** Start **

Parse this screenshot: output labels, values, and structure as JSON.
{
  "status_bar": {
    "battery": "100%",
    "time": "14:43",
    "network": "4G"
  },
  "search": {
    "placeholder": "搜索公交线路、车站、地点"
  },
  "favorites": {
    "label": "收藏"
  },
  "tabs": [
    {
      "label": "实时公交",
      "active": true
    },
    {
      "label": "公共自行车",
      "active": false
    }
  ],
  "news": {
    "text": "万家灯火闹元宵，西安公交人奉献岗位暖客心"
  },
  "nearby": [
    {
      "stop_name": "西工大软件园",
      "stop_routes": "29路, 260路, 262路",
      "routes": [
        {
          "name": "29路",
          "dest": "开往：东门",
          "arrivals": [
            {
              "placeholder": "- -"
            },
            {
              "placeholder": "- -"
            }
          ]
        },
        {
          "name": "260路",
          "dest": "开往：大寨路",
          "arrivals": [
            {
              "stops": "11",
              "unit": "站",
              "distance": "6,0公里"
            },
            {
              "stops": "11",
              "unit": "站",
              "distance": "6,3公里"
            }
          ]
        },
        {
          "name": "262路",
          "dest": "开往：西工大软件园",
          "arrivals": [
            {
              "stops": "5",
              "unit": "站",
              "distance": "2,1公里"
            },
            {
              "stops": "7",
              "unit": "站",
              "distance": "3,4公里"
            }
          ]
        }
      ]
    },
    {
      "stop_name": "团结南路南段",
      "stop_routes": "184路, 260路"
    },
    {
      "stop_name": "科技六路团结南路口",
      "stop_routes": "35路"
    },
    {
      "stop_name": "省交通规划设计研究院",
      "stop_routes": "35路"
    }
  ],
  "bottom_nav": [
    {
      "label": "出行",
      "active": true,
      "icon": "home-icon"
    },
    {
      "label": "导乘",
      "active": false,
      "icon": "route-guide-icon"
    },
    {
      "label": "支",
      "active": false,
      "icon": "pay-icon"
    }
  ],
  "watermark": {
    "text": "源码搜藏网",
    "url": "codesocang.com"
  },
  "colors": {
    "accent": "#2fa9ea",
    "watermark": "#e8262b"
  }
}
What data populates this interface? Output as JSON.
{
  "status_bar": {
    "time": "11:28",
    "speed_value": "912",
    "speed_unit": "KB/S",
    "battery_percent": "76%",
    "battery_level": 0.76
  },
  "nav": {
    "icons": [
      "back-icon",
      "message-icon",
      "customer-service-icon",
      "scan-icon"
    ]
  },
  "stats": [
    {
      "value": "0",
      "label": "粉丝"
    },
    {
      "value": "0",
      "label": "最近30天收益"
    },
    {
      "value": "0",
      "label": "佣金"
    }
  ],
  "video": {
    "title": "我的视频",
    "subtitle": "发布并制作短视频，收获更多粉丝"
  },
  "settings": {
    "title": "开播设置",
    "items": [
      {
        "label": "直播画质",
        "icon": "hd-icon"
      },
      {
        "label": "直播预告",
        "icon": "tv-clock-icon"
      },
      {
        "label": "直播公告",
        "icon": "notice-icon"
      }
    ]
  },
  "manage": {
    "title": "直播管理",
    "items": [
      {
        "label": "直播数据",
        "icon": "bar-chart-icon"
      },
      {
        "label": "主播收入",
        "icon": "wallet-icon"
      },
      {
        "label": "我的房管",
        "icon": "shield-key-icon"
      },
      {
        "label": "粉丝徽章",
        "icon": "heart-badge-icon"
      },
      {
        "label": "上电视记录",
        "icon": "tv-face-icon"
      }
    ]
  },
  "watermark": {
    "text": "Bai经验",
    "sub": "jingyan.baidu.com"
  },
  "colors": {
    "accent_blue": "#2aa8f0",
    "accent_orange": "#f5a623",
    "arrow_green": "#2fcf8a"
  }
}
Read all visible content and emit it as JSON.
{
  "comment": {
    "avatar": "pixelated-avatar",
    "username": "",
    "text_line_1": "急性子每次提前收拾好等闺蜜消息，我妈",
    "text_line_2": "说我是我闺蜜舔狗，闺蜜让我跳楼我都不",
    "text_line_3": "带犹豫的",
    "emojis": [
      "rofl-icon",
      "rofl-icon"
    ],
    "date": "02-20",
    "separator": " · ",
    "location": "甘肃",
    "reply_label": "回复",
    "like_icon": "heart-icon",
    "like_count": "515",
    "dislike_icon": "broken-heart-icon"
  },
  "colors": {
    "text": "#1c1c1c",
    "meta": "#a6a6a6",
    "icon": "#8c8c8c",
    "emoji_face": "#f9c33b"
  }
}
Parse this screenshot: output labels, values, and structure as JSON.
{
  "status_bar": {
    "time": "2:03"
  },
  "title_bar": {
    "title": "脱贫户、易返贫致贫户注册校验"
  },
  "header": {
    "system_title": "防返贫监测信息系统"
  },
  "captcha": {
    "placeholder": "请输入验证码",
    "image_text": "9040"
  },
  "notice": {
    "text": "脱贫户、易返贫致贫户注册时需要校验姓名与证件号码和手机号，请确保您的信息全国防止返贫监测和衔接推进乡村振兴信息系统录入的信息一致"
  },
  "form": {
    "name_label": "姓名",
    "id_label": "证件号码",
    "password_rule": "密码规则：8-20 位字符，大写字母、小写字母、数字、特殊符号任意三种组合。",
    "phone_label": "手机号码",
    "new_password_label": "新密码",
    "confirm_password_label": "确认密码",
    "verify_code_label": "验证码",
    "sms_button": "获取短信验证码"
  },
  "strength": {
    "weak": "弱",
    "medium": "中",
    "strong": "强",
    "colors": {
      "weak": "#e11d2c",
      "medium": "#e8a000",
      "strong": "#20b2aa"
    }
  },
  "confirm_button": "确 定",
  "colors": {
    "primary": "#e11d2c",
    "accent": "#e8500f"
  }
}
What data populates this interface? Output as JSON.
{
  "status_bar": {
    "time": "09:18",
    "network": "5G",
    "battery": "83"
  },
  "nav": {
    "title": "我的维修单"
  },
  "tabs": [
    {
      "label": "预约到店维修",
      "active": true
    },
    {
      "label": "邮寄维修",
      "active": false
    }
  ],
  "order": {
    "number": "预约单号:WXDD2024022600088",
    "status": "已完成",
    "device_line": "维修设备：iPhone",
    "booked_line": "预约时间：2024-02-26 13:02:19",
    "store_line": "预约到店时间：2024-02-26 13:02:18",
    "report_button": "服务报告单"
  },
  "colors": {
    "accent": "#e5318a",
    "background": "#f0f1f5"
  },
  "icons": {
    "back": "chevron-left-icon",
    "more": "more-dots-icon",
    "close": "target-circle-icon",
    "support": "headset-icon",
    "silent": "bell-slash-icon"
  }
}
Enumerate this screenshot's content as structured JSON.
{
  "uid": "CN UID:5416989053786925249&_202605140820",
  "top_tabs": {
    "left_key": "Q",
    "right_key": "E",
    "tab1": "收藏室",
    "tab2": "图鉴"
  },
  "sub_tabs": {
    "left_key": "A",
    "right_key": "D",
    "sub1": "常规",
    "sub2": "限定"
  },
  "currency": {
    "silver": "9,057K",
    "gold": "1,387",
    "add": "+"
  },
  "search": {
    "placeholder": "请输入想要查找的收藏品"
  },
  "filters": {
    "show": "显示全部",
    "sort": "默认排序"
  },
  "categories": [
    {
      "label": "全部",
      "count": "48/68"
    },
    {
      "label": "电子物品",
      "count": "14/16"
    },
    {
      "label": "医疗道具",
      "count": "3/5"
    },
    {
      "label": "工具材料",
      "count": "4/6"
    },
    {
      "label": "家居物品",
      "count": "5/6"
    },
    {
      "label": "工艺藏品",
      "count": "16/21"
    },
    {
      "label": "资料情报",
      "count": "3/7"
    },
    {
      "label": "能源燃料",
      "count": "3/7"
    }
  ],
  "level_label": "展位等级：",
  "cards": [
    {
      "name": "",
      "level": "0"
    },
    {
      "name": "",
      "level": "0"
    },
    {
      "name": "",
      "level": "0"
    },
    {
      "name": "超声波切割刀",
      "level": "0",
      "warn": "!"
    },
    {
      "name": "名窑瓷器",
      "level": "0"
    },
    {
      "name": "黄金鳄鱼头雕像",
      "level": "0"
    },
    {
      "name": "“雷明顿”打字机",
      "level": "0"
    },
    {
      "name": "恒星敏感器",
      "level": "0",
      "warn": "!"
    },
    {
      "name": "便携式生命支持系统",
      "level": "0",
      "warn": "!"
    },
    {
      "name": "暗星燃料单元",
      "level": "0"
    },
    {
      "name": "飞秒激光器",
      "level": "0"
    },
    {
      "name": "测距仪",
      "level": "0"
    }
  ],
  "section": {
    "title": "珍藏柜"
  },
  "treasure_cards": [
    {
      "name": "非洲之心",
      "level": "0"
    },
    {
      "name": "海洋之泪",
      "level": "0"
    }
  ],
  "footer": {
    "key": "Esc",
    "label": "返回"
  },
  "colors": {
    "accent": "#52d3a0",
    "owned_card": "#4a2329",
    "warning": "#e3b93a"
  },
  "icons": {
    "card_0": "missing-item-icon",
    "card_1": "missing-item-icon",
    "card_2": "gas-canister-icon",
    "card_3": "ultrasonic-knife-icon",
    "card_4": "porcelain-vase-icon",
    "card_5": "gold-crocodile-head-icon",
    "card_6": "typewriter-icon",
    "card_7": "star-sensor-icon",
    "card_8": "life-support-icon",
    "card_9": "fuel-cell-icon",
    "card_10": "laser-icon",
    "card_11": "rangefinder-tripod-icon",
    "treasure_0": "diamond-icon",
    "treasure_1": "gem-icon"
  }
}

** End **

The task = Using the listing above, show each line holding the string "content".

Task answer =
Read all visible content and emit it as JSON.
Enumerate this screenshot's content as structured JSON.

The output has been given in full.